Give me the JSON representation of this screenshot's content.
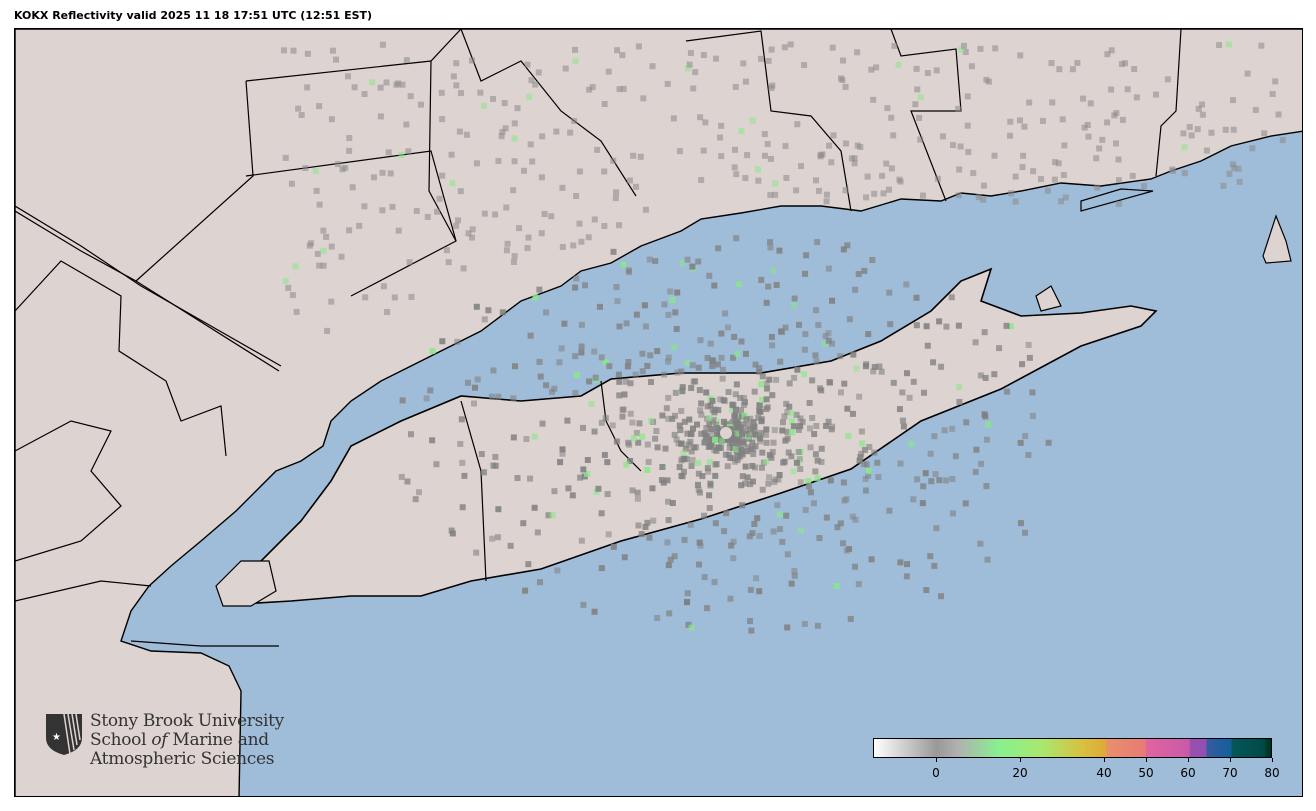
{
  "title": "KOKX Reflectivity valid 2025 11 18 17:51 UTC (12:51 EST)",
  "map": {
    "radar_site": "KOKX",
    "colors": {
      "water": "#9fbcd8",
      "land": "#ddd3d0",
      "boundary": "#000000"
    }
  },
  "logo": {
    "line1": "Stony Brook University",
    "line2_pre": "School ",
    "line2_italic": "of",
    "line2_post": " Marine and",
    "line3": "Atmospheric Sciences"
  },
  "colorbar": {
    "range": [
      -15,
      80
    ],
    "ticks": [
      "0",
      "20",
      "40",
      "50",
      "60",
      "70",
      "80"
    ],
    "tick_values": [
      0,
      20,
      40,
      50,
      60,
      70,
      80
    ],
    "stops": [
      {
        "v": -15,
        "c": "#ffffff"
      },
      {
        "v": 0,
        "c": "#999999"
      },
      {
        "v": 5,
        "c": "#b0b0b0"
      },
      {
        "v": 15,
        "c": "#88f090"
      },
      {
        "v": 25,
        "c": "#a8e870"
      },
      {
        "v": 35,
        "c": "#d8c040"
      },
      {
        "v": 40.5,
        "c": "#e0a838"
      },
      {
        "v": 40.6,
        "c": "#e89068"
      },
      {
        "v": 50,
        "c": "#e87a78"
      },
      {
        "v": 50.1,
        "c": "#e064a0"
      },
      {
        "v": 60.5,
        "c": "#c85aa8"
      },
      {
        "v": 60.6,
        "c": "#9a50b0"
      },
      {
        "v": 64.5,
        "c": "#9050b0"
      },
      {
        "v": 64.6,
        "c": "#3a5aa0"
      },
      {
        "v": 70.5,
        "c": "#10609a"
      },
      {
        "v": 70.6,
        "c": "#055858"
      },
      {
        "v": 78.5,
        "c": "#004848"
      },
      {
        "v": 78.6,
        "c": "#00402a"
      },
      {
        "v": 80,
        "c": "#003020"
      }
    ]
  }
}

##########

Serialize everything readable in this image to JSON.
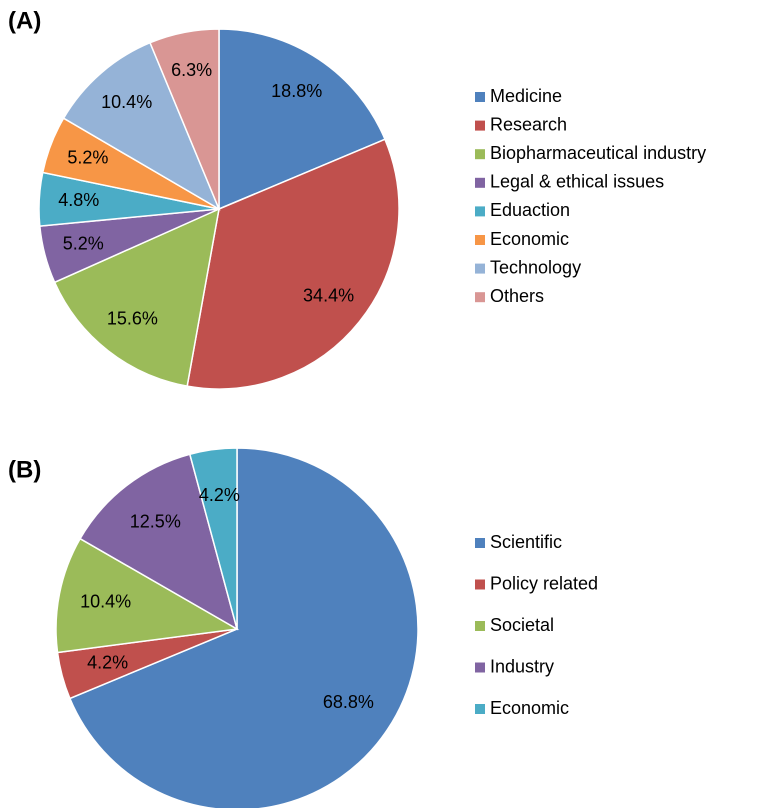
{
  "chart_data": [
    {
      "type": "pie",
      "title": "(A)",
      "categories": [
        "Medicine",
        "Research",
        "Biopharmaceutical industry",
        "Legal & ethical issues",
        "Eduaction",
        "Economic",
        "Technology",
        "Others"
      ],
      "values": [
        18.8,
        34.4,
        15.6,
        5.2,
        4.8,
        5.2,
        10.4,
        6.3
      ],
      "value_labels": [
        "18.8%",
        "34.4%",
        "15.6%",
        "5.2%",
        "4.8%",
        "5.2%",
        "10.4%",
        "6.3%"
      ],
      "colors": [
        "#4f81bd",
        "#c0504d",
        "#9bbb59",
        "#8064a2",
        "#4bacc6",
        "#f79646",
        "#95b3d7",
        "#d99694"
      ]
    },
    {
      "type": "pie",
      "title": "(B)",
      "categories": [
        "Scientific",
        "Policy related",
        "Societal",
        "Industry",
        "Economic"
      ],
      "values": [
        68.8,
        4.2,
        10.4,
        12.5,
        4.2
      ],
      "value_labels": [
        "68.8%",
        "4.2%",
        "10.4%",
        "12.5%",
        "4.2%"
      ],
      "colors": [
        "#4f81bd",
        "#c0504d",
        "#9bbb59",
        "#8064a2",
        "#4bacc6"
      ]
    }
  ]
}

##########

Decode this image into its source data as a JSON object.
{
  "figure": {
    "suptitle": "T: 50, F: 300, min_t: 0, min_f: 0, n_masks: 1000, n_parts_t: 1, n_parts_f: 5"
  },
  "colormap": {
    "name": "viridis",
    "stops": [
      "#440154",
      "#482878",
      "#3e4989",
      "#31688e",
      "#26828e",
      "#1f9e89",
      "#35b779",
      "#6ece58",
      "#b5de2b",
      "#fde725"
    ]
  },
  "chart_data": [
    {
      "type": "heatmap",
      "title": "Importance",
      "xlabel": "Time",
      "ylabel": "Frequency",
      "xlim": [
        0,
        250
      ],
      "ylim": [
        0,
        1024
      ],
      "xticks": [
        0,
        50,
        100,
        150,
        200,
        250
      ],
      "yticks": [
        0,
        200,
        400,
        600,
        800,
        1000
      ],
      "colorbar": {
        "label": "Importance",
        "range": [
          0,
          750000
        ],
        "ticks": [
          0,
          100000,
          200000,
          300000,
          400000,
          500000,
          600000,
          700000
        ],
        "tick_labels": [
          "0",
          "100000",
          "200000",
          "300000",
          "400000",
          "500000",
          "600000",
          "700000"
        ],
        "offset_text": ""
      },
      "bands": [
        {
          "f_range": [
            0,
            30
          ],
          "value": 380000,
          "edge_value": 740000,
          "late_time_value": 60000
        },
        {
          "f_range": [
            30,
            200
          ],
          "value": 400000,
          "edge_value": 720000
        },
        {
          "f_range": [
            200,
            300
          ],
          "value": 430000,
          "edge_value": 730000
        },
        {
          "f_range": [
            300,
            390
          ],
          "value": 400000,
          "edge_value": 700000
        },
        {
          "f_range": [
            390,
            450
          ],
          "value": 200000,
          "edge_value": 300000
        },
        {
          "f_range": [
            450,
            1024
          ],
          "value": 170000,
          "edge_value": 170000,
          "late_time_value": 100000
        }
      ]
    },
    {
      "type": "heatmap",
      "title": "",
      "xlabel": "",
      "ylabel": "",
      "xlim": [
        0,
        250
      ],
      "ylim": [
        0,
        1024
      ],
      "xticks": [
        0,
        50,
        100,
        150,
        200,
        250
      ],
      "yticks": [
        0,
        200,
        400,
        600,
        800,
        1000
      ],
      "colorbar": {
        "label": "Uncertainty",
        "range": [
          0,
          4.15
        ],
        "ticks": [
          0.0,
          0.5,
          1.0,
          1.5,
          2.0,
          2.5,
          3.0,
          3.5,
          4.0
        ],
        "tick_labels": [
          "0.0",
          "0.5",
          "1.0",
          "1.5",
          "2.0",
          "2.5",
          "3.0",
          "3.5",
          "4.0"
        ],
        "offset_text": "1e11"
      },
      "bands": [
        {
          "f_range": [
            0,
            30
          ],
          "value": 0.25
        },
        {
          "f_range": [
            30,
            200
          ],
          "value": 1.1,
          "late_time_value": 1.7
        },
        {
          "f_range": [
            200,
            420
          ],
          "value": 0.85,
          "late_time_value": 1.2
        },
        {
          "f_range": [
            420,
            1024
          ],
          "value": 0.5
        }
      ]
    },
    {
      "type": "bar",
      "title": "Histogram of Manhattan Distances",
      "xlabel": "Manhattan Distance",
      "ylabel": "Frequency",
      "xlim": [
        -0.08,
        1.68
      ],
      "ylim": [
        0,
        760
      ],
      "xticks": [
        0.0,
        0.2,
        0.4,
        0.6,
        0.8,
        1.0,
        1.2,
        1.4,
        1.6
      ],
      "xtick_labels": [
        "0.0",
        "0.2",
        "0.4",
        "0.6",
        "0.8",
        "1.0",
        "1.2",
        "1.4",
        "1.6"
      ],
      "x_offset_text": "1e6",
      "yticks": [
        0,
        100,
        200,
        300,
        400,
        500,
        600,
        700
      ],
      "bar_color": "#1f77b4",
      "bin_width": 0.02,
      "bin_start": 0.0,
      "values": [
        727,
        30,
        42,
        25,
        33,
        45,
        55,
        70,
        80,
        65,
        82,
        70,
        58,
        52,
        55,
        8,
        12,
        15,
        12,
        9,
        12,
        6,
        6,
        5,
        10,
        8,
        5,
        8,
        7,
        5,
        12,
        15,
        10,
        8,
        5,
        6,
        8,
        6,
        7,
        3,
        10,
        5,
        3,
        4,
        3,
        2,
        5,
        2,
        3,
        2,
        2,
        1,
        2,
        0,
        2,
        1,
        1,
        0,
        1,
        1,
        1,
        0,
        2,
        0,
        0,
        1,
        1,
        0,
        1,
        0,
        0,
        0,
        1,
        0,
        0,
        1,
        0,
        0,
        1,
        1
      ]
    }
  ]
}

##########

**Instruction**. Output a single number: how many lines contain the word "KOKX".

**Task response**. 2